What you should do: Update the data by replacing "components" with "elements" everywhere it occurs, and leave the rest unchanged. Omit the pictures from your answer.

Provided data:
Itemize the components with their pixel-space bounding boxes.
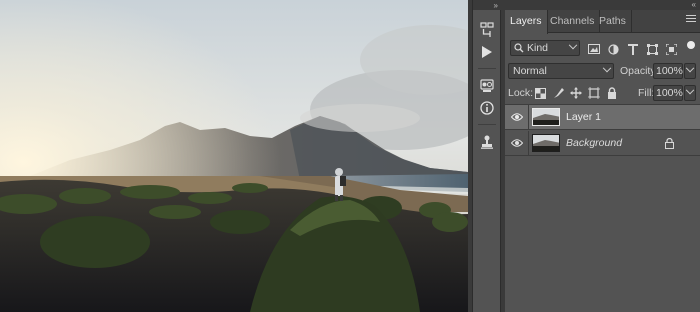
lock-position-icon[interactable]: [570, 87, 582, 99]
stamp-icon[interactable]: [473, 130, 501, 154]
visibility-eye-icon[interactable]: [510, 112, 524, 122]
layer-name[interactable]: Background: [566, 137, 622, 149]
blend-row: Normal Opacity: 100%: [505, 62, 700, 80]
filter-toggle-icon[interactable]: [687, 41, 695, 49]
chevron-down-icon: [602, 63, 612, 73]
opacity-input[interactable]: 100%: [653, 63, 683, 79]
layer-row-layer-1[interactable]: Layer 1: [505, 105, 700, 130]
color-swatch-icon[interactable]: [473, 74, 501, 98]
filter-adjustment-icon[interactable]: [607, 43, 619, 55]
lock-label: Lock:: [508, 87, 534, 99]
blend-mode-select[interactable]: Normal: [508, 63, 614, 79]
filter-kind-label: Kind: [527, 42, 549, 54]
play-actions-icon[interactable]: [473, 40, 501, 64]
fill-label: Fill:: [638, 87, 655, 99]
fill-input[interactable]: 100%: [653, 85, 683, 101]
layer-name[interactable]: Layer 1: [566, 111, 601, 123]
chevron-down-icon: [685, 63, 695, 73]
layer-thumbnail[interactable]: [532, 134, 560, 152]
collapse-icon: »: [493, 0, 498, 10]
tab-channels[interactable]: Channels: [545, 10, 601, 33]
panel-menu-icon[interactable]: [686, 15, 696, 25]
lock-row: Lock: Fill: 100%: [505, 84, 700, 102]
dock-collapse-button[interactable]: »: [473, 0, 501, 10]
layers-panel: « Layers Channels Paths Kind Normal Opac…: [505, 0, 700, 312]
lock-image-pixels-icon[interactable]: [553, 87, 565, 99]
lock-all-icon[interactable]: [606, 87, 618, 99]
panel-tab-bar: Layers Channels Paths: [505, 10, 700, 34]
dock-divider: [478, 68, 496, 69]
blend-mode-value: Normal: [513, 65, 547, 77]
collapse-icon: «: [691, 0, 696, 9]
filter-pixel-icon[interactable]: [588, 43, 600, 55]
panel-collapse-button[interactable]: «: [505, 0, 700, 10]
history-icon[interactable]: [473, 18, 501, 42]
dock-divider: [478, 124, 496, 125]
lock-artboard-icon[interactable]: [588, 87, 600, 99]
tab-paths[interactable]: Paths: [594, 10, 632, 33]
row-divider: [528, 131, 529, 156]
visibility-eye-icon[interactable]: [510, 138, 524, 148]
layer-filter-row: Kind: [505, 38, 700, 58]
fill-dropdown[interactable]: [684, 85, 696, 101]
document-canvas[interactable]: [0, 0, 468, 312]
lock-icon: [665, 137, 674, 152]
filter-kind-select[interactable]: Kind: [510, 40, 580, 56]
lock-transparent-pixels-icon[interactable]: [534, 87, 546, 99]
filter-type-icon[interactable]: [627, 43, 639, 55]
opacity-value: 100%: [656, 65, 683, 77]
row-divider: [528, 105, 529, 130]
panel-dock: »: [472, 0, 501, 312]
layer-thumbnail[interactable]: [532, 108, 560, 126]
chevron-down-icon: [685, 85, 695, 95]
chevron-down-icon: [568, 40, 578, 50]
search-icon: [514, 43, 524, 57]
landscape-photo: [0, 0, 468, 312]
info-icon[interactable]: [473, 96, 501, 120]
fill-value: 100%: [656, 87, 683, 99]
layer-row-background[interactable]: Background: [505, 131, 700, 156]
tab-layers[interactable]: Layers: [505, 10, 548, 34]
opacity-dropdown[interactable]: [684, 63, 696, 79]
filter-smart-object-icon[interactable]: [665, 43, 677, 55]
filter-shape-icon[interactable]: [646, 43, 658, 55]
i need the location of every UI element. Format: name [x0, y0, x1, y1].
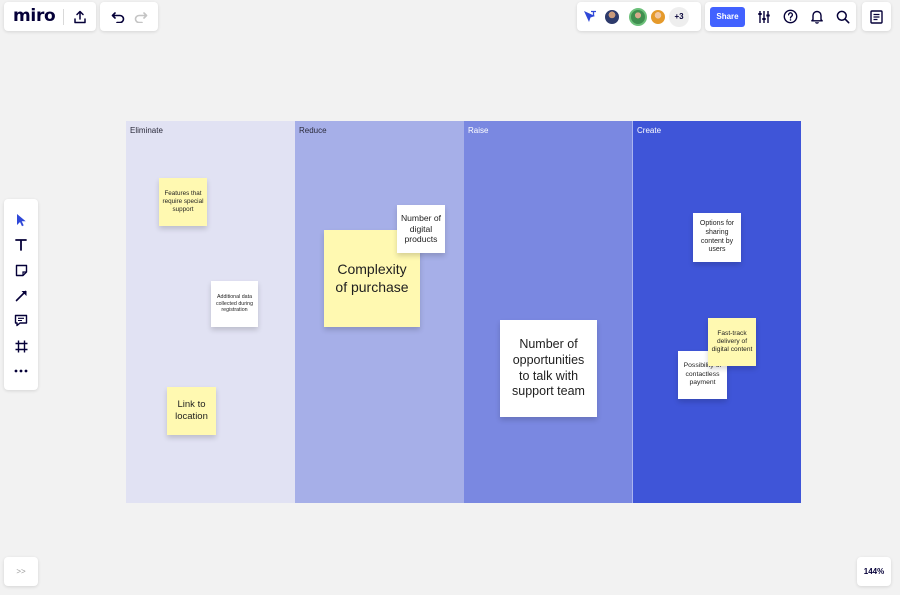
divider — [63, 8, 65, 25]
history-panel — [100, 2, 158, 31]
column-title: Raise — [468, 126, 489, 135]
help-icon[interactable] — [783, 9, 798, 24]
select-cursor-icon[interactable] — [4, 207, 38, 232]
frame-icon[interactable] — [4, 333, 38, 358]
user-avatar[interactable] — [629, 7, 647, 26]
comment-icon[interactable] — [4, 308, 38, 333]
sticky-note-icon[interactable] — [4, 258, 38, 283]
sticky-note[interactable]: Features that require special support — [159, 178, 207, 226]
column-raise[interactable]: Raise — [464, 121, 632, 503]
settings-sliders-icon[interactable] — [757, 10, 771, 24]
user-avatar[interactable] — [603, 7, 621, 26]
cursor-follow-icon[interactable] — [583, 10, 597, 23]
sticky-note[interactable]: Link to location — [167, 387, 216, 435]
miro-logo[interactable]: miro — [13, 2, 56, 31]
search-icon[interactable] — [836, 10, 850, 24]
more-tools-icon[interactable] — [4, 359, 38, 384]
export-icon[interactable] — [73, 10, 87, 24]
notes-list-icon[interactable] — [870, 9, 883, 24]
sticky-note[interactable]: Additional data collected during registr… — [211, 281, 258, 327]
column-title: Reduce — [299, 126, 327, 135]
zoom-level[interactable]: 144% — [857, 557, 891, 586]
user-avatar[interactable] — [649, 7, 667, 26]
board-panel-toggle — [862, 2, 891, 31]
sticky-note[interactable]: Number of digital products — [397, 205, 445, 253]
logo-panel: miro — [4, 2, 96, 31]
column-title: Create — [637, 126, 662, 135]
redo-icon[interactable] — [134, 11, 148, 23]
column-create[interactable]: Create — [632, 121, 801, 503]
sticky-note[interactable]: Fast-track delivery of digital content — [708, 318, 756, 366]
more-users-badge[interactable]: +3 — [669, 6, 689, 27]
expand-panel-button[interactable]: >> — [4, 557, 38, 586]
tools-panel: Share — [705, 2, 856, 31]
share-button[interactable]: Share — [710, 6, 745, 27]
sticky-note[interactable]: Number of opportunities to talk with sup… — [500, 320, 597, 417]
undo-icon[interactable] — [111, 11, 125, 23]
creation-toolbar — [4, 199, 38, 390]
column-title: Eliminate — [130, 126, 163, 135]
bell-icon[interactable] — [810, 9, 824, 24]
text-tool-icon[interactable] — [4, 232, 38, 257]
collaborators-panel: +3 — [577, 2, 701, 31]
sticky-note[interactable]: Options for sharing content by users — [693, 213, 741, 262]
connection-line-icon[interactable] — [4, 283, 38, 308]
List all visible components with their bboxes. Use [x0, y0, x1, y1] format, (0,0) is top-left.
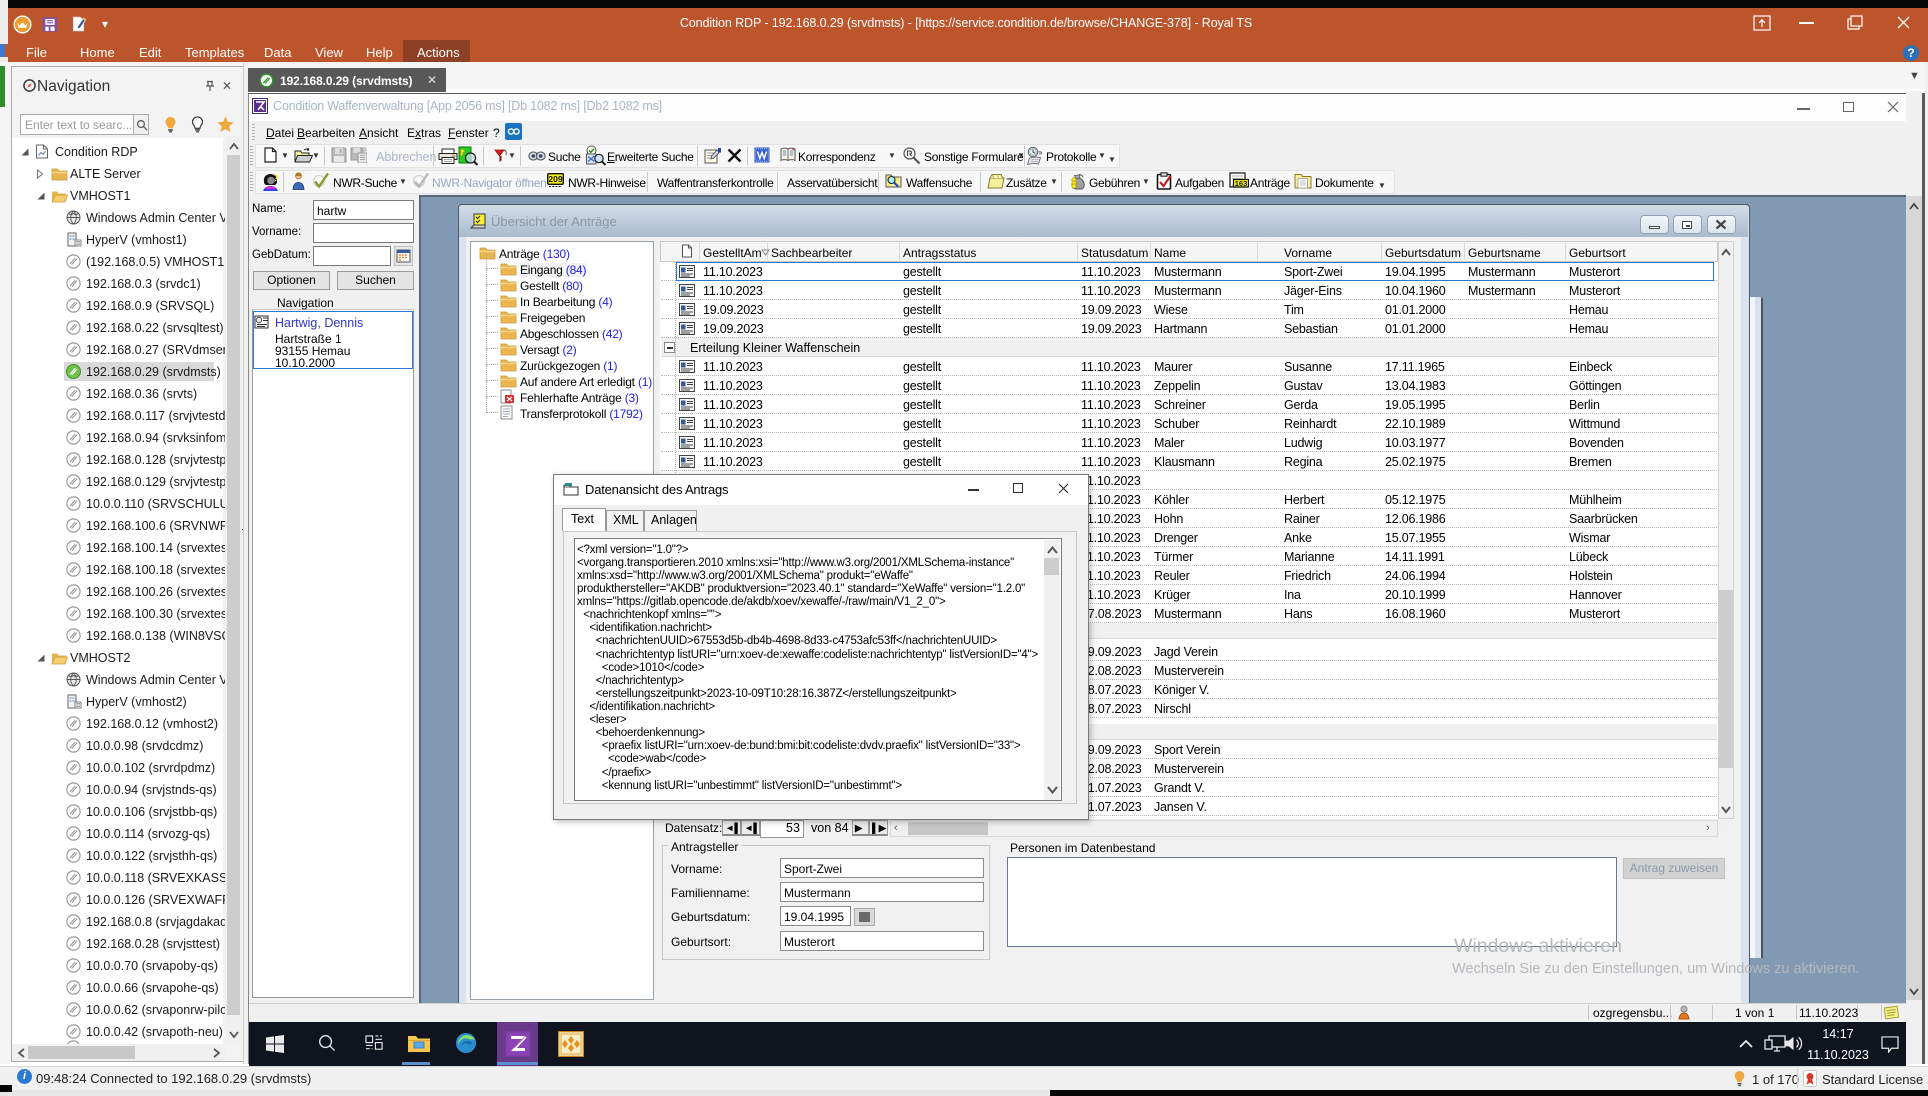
svg-text:209: 209	[548, 174, 562, 184]
svg-text:163: 163	[1235, 179, 1248, 188]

Full answer:
Itemize the elements with their pixel-space bounding boxes.
lock-position-icon[interactable]: [570, 87, 582, 99]
stamp-icon[interactable]: [473, 130, 501, 154]
visibility-eye-icon[interactable]: [510, 112, 524, 122]
layer-name[interactable]: Background: [566, 137, 622, 149]
blend-row: Normal Opacity: 100%: [505, 62, 700, 80]
filter-toggle-icon[interactable]: [687, 41, 695, 49]
chevron-down-icon: [602, 63, 612, 73]
opacity-input[interactable]: 100%: [653, 63, 683, 79]
layer-row-layer-1[interactable]: Layer 1: [505, 105, 700, 130]
color-swatch-icon[interactable]: [473, 74, 501, 98]
filter-adjustment-icon[interactable]: [607, 43, 619, 55]
lock-label: Lock:: [508, 87, 534, 99]
blend-mode-select[interactable]: Normal: [508, 63, 614, 79]
filter-kind-label: Kind: [527, 42, 549, 54]
play-actions-icon[interactable]: [473, 40, 501, 64]
fill-label: Fill:: [638, 87, 655, 99]
fill-input[interactable]: 100%: [653, 85, 683, 101]
layer-name[interactable]: Layer 1: [566, 111, 601, 123]
chevron-down-icon: [685, 63, 695, 73]
layer-thumbnail[interactable]: [532, 134, 560, 152]
collapse-icon: »: [493, 0, 498, 10]
tab-channels[interactable]: Channels: [545, 10, 601, 33]
panel-menu-icon[interactable]: [686, 15, 696, 25]
lock-row: Lock: Fill: 100%: [505, 84, 700, 102]
dock-collapse-button[interactable]: »: [473, 0, 501, 10]
layers-panel: « Layers Channels Paths Kind Normal Opac…: [505, 0, 700, 312]
lock-image-pixels-icon[interactable]: [553, 87, 565, 99]
lock-all-icon[interactable]: [606, 87, 618, 99]
panel-tab-bar: Layers Channels Paths: [505, 10, 700, 34]
dock-divider: [478, 68, 496, 69]
blend-mode-value: Normal: [513, 65, 547, 77]
collapse-icon: «: [691, 0, 696, 9]
filter-pixel-icon[interactable]: [588, 43, 600, 55]
panel-collapse-button[interactable]: «: [505, 0, 700, 10]
history-icon[interactable]: [473, 18, 501, 42]
dock-divider: [478, 124, 496, 125]
lock-artboard-icon[interactable]: [588, 87, 600, 99]
tab-paths[interactable]: Paths: [594, 10, 632, 33]
row-divider: [528, 131, 529, 156]
visibility-eye-icon[interactable]: [510, 138, 524, 148]
layer-filter-row: Kind: [505, 38, 700, 58]
fill-dropdown[interactable]: [684, 85, 696, 101]
document-canvas[interactable]: [0, 0, 468, 312]
lock-icon: [665, 137, 674, 152]
filter-kind-select[interactable]: Kind: [510, 40, 580, 56]
lock-transparent-pixels-icon[interactable]: [534, 87, 546, 99]
filter-type-icon[interactable]: [627, 43, 639, 55]
opacity-value: 100%: [656, 65, 683, 77]
row-divider: [528, 105, 529, 130]
panel-dock: »: [472, 0, 501, 312]
layer-thumbnail[interactable]: [532, 108, 560, 126]
chevron-down-icon: [685, 85, 695, 95]
chevron-down-icon: [568, 40, 578, 50]
search-icon: [514, 43, 524, 57]
landscape-photo: [0, 0, 468, 312]
info-icon[interactable]: [473, 96, 501, 120]
fill-value: 100%: [656, 87, 683, 99]
layer-row-background[interactable]: Background: [505, 131, 700, 156]
tab-layers[interactable]: Layers: [505, 10, 548, 34]
opacity-dropdown[interactable]: [684, 63, 696, 79]
filter-smart-object-icon[interactable]: [665, 43, 677, 55]
filter-shape-icon[interactable]: [646, 43, 658, 55]
i need the location of every UI element. Format: name [x0, y0, x1, y1].
divider — [63, 8, 65, 25]
history-panel — [100, 2, 158, 31]
column-title: Raise — [468, 126, 489, 135]
help-icon[interactable] — [783, 9, 798, 24]
select-cursor-icon[interactable] — [4, 207, 38, 232]
frame-icon[interactable] — [4, 333, 38, 358]
user-avatar[interactable] — [629, 7, 647, 26]
comment-icon[interactable] — [4, 308, 38, 333]
sticky-note-icon[interactable] — [4, 258, 38, 283]
sticky-note[interactable]: Features that require special support — [159, 178, 207, 226]
column-raise[interactable]: Raise — [464, 121, 632, 503]
settings-sliders-icon[interactable] — [757, 10, 771, 24]
user-avatar[interactable] — [603, 7, 621, 26]
cursor-follow-icon[interactable] — [583, 10, 597, 23]
sticky-note[interactable]: Link to location — [167, 387, 216, 435]
miro-logo[interactable]: miro — [13, 2, 56, 31]
search-icon[interactable] — [836, 10, 850, 24]
more-tools-icon[interactable] — [4, 359, 38, 384]
export-icon[interactable] — [73, 10, 87, 24]
notes-list-icon[interactable] — [870, 9, 883, 24]
sticky-note[interactable]: Additional data collected during registr… — [211, 281, 258, 327]
column-title: Reduce — [299, 126, 327, 135]
zoom-level[interactable]: 144% — [857, 557, 891, 586]
user-avatar[interactable] — [649, 7, 667, 26]
board-panel-toggle — [862, 2, 891, 31]
sticky-note[interactable]: Number of digital products — [397, 205, 445, 253]
logo-panel: miro — [4, 2, 96, 31]
column-title: Create — [637, 126, 662, 135]
redo-icon[interactable] — [134, 11, 148, 23]
column-create[interactable]: Create — [632, 121, 801, 503]
sticky-note[interactable]: Fast-track delivery of digital content — [708, 318, 756, 366]
more-users-badge[interactable]: +3 — [669, 6, 689, 27]
expand-panel-button[interactable]: >> — [4, 557, 38, 586]
tools-panel: Share — [705, 2, 856, 31]
share-button[interactable]: Share — [710, 6, 745, 27]
sticky-note[interactable]: Number of opportunities to talk with sup… — [500, 320, 597, 417]
undo-icon[interactable] — [111, 11, 125, 23]
creation-toolbar — [4, 199, 38, 390]
column-title: Eliminate — [130, 126, 163, 135]
bell-icon[interactable] — [810, 9, 824, 24]
text-tool-icon[interactable] — [4, 232, 38, 257]
collaborators-panel: +3 — [577, 2, 701, 31]
sticky-note[interactable]: Options for sharing content by users — [693, 213, 741, 262]
connection-line-icon[interactable] — [4, 283, 38, 308]
List all visible elements with their bboxes. Use [x0, y0, x1, y1] format, (0,0) is top-left.
svg-text:209: 209	[548, 174, 562, 184]
svg-text:163: 163	[1235, 179, 1248, 188]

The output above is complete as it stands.